Stated exercise 1 ->
Reproduce the records verbatim, from their first line through the line containing "tree-label: 73172 [115,230,148,244]", with both ends included.

Selected excerpt ->
>> start

Review: Miranda’s Victim


I think we’ve all heard it in a film or on TV. For sure, we don’t want to be the one to whom it’s directed: “You have the right to remain silent. Anything you say can be used against you in court. You have the right to talk to a lawyer …”

As you know, this is called the Miranda warning (or Miranda rights) and it stems from the Fifth Amendment right against compelled self-incrimination. But who was Miranda and what was the crime?

“Miranda’s Victim” is the story behind the required recitation of the Miranda rights. The film, supported by an outstanding cast and obviously talented director, starts out following a lone car on a desolate, dark, desert road. Headlights are about all we see. Then, in a flashback we see the sequence of events earlier in the day. A mother is dropping her teenage daughter, Patricia “Trish” Weir, off at work at a movie theater. She makes sure the top button of Trish’s blouse is buttoned up and waves to her shy and obviously over-protected daughter as she leaves for her job at the theater. The year is 1963 and the theater is featuring “To Kill a Mockingbird.”

After work, Trish takes a bus home with a guy who also works at the theater. Soon after she is dropped off, around midnight, at her stop. A guy, Ernesto Miranda, comes out of his car, grabs her and ties her up in his car. He is driving the car we initially saw out on the desolate road into the desert. At knife-point he rapes her and then returns her where he picked her up.

>> end

Stated exercise 2 ->
In the review of "Miranda's Victim," which film is the theater featuring in 1963?

Information shown ->
>> start

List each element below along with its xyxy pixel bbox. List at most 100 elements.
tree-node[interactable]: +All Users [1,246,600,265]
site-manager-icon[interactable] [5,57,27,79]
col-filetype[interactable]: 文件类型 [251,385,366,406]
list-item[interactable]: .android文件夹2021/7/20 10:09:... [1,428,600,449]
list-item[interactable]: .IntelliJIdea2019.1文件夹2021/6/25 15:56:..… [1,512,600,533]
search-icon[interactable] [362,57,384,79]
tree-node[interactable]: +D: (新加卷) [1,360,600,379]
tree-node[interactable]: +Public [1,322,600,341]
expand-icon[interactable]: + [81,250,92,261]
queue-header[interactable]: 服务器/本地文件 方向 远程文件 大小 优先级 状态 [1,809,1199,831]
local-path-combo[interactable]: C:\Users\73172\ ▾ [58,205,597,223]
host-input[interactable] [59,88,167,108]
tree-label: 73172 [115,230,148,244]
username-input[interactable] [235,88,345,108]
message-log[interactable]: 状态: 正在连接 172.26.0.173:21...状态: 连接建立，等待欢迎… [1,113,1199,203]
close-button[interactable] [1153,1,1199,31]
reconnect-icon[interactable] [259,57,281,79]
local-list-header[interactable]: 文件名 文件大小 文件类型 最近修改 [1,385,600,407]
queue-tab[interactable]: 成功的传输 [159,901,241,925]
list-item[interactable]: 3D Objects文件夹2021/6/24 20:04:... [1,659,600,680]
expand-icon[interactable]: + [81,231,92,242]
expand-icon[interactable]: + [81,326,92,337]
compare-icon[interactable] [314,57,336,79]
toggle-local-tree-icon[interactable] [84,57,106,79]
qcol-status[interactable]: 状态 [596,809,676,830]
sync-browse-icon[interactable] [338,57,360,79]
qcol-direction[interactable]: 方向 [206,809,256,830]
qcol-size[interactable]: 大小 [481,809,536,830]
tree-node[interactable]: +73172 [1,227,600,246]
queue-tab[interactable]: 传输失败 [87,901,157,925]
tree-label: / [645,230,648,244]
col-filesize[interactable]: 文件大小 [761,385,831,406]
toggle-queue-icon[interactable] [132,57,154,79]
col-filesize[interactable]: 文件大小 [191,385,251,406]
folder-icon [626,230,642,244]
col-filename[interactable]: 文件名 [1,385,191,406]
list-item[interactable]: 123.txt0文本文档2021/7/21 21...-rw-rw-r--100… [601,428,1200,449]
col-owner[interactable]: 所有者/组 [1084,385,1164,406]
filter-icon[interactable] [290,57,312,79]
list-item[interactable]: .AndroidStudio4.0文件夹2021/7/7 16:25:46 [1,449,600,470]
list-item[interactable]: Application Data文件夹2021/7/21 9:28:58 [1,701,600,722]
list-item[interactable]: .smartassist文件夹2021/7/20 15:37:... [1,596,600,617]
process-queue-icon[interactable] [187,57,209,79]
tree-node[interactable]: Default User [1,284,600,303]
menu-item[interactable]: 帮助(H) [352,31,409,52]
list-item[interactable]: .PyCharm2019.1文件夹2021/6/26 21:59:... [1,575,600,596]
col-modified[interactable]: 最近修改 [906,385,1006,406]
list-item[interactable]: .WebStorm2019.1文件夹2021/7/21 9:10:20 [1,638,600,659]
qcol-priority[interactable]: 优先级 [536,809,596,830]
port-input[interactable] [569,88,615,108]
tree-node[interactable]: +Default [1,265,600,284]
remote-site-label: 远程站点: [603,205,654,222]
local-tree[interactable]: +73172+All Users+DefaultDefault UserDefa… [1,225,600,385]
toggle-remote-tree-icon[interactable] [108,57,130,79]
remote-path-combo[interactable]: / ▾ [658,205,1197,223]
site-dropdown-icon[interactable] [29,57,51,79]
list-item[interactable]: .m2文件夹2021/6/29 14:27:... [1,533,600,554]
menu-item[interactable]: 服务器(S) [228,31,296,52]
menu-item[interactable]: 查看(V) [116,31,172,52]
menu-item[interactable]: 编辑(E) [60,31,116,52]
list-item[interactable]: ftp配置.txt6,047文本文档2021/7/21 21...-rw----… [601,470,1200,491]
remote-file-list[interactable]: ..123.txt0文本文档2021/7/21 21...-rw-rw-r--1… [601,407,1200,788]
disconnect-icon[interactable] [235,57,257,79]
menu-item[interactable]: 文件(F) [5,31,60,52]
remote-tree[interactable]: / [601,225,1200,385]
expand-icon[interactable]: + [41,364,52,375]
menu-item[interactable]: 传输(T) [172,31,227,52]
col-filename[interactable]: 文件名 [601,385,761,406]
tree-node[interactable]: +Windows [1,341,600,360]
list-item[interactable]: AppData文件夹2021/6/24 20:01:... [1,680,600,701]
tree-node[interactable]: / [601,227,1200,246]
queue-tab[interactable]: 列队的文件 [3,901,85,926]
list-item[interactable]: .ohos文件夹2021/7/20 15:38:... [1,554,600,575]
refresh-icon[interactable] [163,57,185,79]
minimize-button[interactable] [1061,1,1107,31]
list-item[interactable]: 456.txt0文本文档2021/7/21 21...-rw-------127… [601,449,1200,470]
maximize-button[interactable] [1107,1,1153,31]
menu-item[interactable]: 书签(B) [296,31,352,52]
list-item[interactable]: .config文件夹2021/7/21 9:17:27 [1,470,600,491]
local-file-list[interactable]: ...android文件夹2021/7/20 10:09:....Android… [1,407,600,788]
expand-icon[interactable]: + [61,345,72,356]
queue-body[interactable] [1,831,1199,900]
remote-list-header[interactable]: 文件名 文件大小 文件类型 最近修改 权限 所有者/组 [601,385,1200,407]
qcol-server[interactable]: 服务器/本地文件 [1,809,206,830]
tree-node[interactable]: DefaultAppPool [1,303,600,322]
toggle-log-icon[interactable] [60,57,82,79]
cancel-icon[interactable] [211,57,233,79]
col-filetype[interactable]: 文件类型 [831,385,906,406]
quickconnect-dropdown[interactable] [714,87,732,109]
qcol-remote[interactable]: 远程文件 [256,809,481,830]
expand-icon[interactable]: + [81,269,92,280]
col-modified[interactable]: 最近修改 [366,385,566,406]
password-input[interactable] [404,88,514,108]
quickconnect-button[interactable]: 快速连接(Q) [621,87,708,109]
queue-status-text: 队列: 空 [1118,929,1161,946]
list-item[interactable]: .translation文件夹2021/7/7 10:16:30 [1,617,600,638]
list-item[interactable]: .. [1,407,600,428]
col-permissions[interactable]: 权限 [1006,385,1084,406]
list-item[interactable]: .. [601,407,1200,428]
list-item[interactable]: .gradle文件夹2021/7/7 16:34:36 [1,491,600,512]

>> end

Full solution 1 ->
List each element below along with its xyxy pixel bbox. List at most 100 elements.
tree-node[interactable]: +All Users [1,246,600,265]
site-manager-icon[interactable] [5,57,27,79]
col-filetype[interactable]: 文件类型 [251,385,366,406]
list-item[interactable]: .android文件夹2021/7/20 10:09:... [1,428,600,449]
list-item[interactable]: .IntelliJIdea2019.1文件夹2021/6/25 15:56:..… [1,512,600,533]
search-icon[interactable] [362,57,384,79]
tree-node[interactable]: +D: (新加卷) [1,360,600,379]
tree-node[interactable]: +Public [1,322,600,341]
expand-icon[interactable]: + [81,250,92,261]
queue-header[interactable]: 服务器/本地文件 方向 远程文件 大小 优先级 状态 [1,809,1199,831]
local-path-combo[interactable]: C:\Users\73172\ ▾ [58,205,597,223]
host-input[interactable] [59,88,167,108]
tree-label: 73172 [115,230,148,244]

Full solution 2 ->
"To Kill a Mockingbird."